▶ [Exercise instructions] Report all lines holding "name".

━━━━━━━━━━━━━━━━

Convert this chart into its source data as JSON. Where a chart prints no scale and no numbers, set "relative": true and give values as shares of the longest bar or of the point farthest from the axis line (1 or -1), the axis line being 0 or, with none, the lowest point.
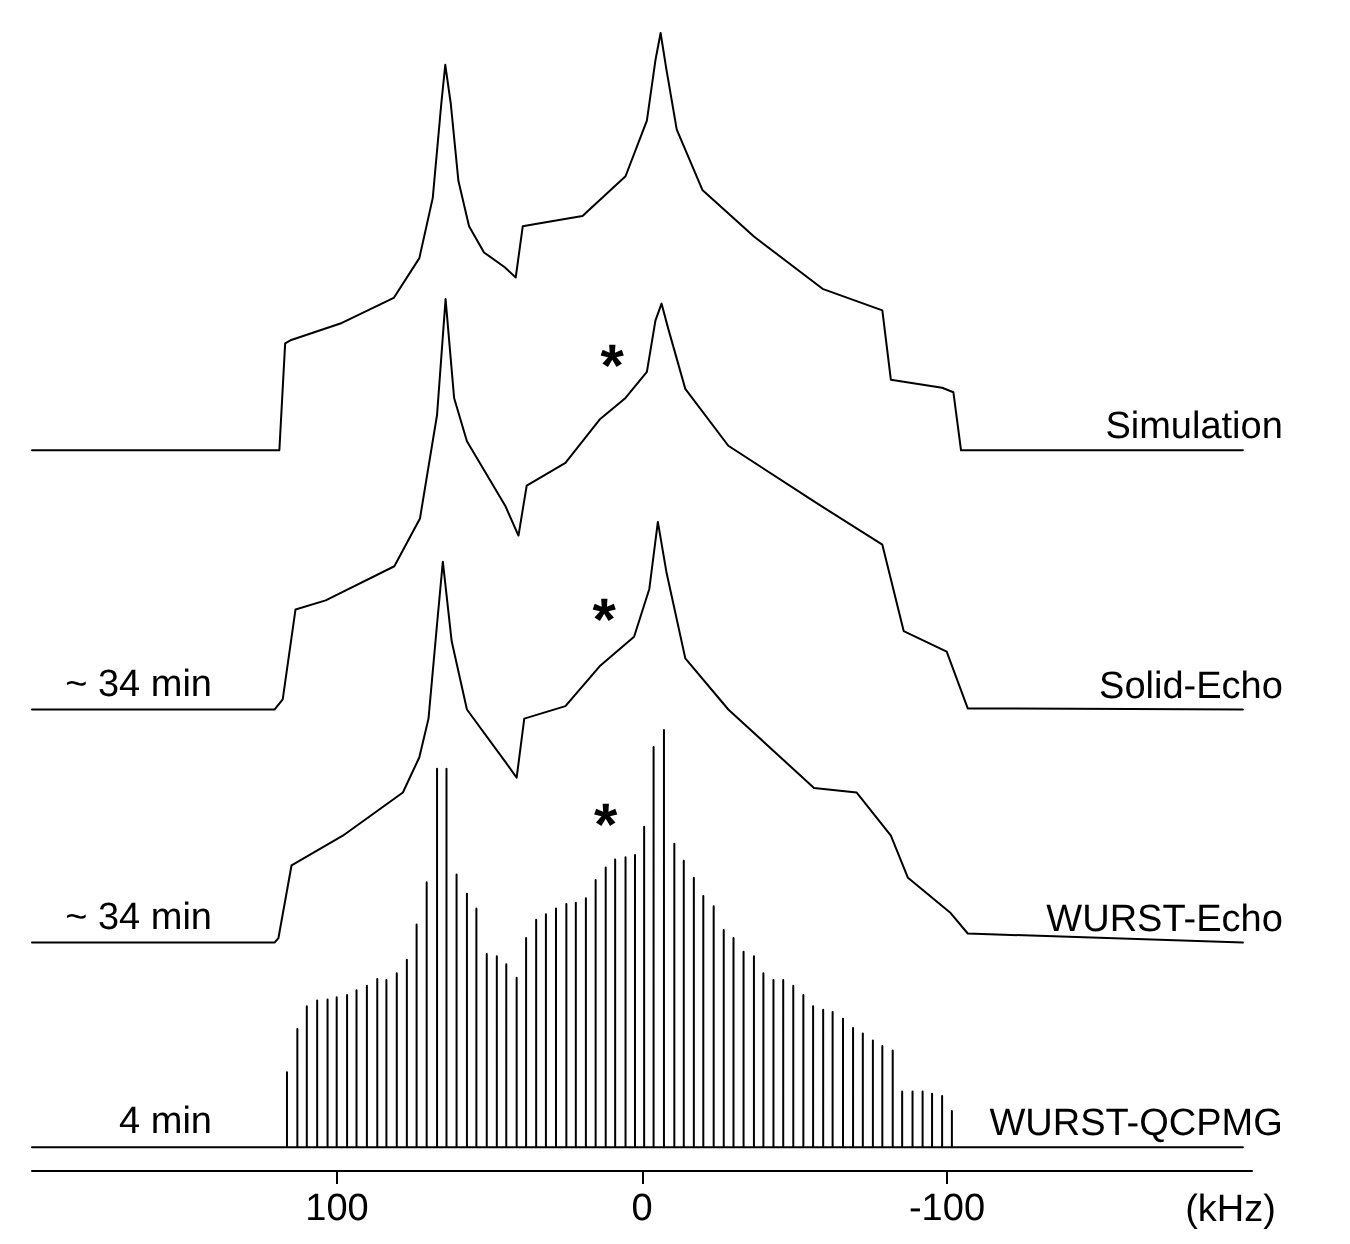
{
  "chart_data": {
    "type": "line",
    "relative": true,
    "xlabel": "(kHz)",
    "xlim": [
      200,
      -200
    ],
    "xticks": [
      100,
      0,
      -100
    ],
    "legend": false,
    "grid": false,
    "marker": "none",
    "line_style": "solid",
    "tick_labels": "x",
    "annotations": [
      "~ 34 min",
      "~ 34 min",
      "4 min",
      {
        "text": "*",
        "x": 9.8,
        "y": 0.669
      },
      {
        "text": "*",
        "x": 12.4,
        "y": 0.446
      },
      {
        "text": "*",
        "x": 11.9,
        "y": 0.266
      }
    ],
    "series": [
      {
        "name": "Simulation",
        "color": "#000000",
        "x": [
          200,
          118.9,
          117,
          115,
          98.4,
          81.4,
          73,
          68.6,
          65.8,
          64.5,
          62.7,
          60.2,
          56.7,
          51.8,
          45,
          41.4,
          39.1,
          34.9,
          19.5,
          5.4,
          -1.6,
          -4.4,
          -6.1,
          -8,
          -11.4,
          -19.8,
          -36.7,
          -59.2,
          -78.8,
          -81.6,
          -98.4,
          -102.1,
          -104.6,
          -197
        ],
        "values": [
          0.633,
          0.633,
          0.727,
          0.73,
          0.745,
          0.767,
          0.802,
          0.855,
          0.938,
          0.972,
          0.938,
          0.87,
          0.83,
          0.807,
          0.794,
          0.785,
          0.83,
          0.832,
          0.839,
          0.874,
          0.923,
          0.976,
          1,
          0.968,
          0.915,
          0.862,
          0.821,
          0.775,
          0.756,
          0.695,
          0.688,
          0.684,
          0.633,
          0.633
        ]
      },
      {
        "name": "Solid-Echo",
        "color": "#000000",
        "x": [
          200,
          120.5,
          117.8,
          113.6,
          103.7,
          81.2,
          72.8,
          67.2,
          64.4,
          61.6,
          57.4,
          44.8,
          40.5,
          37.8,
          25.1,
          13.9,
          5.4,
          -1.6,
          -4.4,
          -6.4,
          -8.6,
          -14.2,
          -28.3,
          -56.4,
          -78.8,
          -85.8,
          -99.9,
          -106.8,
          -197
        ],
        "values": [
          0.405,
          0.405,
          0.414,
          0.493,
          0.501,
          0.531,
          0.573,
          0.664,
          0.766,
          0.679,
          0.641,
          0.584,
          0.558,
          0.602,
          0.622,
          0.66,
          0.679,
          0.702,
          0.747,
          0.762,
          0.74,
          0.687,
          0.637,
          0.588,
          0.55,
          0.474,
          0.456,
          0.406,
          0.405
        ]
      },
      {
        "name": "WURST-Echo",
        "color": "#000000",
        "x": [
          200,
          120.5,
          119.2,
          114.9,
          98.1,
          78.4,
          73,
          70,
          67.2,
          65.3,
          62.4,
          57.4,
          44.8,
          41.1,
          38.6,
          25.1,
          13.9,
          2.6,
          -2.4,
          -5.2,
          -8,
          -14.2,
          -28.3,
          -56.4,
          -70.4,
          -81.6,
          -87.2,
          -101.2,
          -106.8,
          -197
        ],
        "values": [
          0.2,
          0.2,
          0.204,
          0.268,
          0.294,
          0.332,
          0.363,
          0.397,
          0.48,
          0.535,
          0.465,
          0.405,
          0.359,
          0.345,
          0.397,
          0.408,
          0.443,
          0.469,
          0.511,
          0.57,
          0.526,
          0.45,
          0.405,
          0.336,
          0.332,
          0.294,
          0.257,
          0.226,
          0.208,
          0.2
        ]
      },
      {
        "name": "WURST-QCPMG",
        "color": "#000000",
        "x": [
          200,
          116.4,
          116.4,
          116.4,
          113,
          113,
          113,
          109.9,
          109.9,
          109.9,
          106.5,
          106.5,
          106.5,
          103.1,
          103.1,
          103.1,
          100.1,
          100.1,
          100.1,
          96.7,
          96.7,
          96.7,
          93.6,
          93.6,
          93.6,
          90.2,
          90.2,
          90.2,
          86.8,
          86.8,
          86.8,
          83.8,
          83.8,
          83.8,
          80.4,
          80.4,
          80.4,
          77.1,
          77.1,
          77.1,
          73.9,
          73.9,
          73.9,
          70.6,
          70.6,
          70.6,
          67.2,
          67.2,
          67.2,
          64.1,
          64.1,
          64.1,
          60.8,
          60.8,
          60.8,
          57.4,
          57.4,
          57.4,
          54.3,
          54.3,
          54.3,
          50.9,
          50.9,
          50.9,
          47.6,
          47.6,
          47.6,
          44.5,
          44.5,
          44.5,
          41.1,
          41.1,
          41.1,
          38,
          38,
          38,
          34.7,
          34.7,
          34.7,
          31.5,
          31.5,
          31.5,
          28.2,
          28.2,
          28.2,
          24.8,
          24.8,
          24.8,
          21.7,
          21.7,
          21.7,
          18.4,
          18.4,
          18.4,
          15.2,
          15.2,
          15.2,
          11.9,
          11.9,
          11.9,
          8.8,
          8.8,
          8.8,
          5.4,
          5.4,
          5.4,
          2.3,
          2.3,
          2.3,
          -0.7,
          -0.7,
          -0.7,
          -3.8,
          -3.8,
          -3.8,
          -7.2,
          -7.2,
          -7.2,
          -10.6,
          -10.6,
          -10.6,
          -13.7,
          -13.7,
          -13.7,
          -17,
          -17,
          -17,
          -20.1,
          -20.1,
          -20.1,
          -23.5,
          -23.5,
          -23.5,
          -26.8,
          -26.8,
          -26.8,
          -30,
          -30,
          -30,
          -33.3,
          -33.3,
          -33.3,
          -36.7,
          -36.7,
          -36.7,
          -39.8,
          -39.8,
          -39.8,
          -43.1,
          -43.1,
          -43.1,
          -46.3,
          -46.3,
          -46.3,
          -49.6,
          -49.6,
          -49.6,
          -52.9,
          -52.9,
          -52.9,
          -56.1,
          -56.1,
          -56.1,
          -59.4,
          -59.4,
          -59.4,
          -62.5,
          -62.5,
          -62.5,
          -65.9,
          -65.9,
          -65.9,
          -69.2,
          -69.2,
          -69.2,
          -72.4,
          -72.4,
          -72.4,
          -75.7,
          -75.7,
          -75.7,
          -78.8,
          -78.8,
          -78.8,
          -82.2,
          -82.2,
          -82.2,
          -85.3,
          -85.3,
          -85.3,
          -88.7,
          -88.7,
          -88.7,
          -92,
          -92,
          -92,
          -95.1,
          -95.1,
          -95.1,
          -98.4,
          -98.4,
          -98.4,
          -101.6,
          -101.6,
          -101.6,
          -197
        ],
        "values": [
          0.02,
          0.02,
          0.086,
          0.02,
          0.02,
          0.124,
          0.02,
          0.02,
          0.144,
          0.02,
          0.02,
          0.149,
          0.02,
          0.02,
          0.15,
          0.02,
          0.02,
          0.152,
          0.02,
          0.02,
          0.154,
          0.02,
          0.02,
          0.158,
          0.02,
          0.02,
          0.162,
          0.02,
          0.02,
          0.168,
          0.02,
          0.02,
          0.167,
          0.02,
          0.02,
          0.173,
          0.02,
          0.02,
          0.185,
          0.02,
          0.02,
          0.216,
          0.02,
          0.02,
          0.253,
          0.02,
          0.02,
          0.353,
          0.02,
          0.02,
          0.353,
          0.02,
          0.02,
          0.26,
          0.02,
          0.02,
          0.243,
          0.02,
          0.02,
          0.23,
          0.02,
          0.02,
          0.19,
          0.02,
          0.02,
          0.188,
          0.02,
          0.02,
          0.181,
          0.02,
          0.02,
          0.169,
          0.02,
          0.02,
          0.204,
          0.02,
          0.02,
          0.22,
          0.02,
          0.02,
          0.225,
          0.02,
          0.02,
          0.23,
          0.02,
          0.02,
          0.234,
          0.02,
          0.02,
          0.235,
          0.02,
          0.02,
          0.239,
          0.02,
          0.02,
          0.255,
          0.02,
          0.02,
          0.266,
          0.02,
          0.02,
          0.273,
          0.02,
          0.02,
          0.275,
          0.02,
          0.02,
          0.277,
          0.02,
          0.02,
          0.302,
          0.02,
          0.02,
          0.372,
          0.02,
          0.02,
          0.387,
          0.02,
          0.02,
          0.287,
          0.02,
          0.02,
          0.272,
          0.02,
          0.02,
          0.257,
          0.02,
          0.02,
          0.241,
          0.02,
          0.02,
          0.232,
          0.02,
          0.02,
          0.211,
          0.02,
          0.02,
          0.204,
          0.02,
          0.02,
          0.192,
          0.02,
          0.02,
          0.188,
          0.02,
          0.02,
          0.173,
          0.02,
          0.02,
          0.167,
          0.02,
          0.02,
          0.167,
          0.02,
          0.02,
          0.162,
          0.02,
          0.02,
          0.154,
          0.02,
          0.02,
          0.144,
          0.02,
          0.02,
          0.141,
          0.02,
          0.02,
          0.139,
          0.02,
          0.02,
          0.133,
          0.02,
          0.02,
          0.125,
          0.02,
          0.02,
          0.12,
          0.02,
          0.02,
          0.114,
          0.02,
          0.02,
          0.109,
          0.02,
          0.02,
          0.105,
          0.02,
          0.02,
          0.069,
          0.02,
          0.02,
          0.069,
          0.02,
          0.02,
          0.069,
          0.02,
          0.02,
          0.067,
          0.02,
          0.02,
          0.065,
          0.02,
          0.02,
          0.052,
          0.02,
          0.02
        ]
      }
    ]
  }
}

━━━━━━━━━━━━━━━━

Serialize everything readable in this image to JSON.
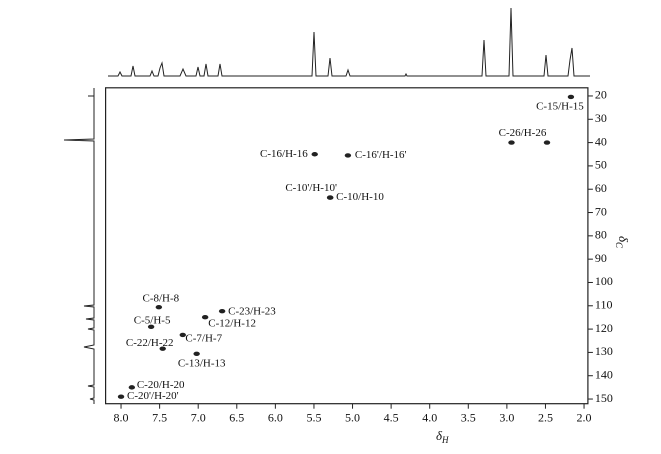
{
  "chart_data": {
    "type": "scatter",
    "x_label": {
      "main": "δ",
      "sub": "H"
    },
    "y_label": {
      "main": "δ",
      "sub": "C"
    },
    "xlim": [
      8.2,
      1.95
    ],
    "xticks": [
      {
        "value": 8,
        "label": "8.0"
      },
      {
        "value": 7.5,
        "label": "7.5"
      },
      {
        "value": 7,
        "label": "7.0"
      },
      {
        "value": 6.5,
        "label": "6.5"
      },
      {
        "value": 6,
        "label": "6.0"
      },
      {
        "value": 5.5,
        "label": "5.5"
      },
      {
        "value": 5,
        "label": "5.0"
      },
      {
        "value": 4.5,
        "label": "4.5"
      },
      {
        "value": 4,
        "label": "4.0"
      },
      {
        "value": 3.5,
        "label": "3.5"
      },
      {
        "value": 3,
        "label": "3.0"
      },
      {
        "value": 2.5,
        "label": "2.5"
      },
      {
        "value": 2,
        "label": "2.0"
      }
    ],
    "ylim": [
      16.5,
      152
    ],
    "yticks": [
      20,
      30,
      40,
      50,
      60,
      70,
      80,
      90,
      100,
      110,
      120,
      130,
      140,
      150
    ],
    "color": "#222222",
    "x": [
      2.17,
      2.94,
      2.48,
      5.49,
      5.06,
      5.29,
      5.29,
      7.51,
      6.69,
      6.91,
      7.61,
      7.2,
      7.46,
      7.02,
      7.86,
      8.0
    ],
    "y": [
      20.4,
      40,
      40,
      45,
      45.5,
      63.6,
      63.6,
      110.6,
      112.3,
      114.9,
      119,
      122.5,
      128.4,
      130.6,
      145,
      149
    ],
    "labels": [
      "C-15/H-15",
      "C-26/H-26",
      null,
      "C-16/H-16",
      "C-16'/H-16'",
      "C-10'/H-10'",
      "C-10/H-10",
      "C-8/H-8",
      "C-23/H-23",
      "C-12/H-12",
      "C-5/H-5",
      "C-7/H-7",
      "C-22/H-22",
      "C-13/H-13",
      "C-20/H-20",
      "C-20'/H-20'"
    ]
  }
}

━━━━━━━━━━━━━━━━

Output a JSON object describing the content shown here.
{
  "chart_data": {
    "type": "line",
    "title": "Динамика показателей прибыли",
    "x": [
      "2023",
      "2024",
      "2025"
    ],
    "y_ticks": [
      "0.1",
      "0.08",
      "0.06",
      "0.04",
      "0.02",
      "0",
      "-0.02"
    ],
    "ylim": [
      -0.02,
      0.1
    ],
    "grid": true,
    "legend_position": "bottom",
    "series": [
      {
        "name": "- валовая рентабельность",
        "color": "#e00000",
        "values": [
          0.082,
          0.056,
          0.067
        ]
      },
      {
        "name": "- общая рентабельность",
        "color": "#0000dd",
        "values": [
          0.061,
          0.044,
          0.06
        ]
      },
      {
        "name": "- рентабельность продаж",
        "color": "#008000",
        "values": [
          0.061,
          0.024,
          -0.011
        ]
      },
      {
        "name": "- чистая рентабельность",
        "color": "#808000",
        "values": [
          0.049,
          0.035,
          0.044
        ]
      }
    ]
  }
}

━━━━━━━━━━━━━━━━

▶ [Result for this exercise]
        "name": "Simulation",
        "name": "Solid-Echo",
        "name": "WURST-Echo",
        "name": "WURST-QCPMG",
        "name": "- валовая рентабельность",
        "name": "- общая рентабельность",
        "name": "- рентабельность продаж",
        "name": "- чистая рентабельность",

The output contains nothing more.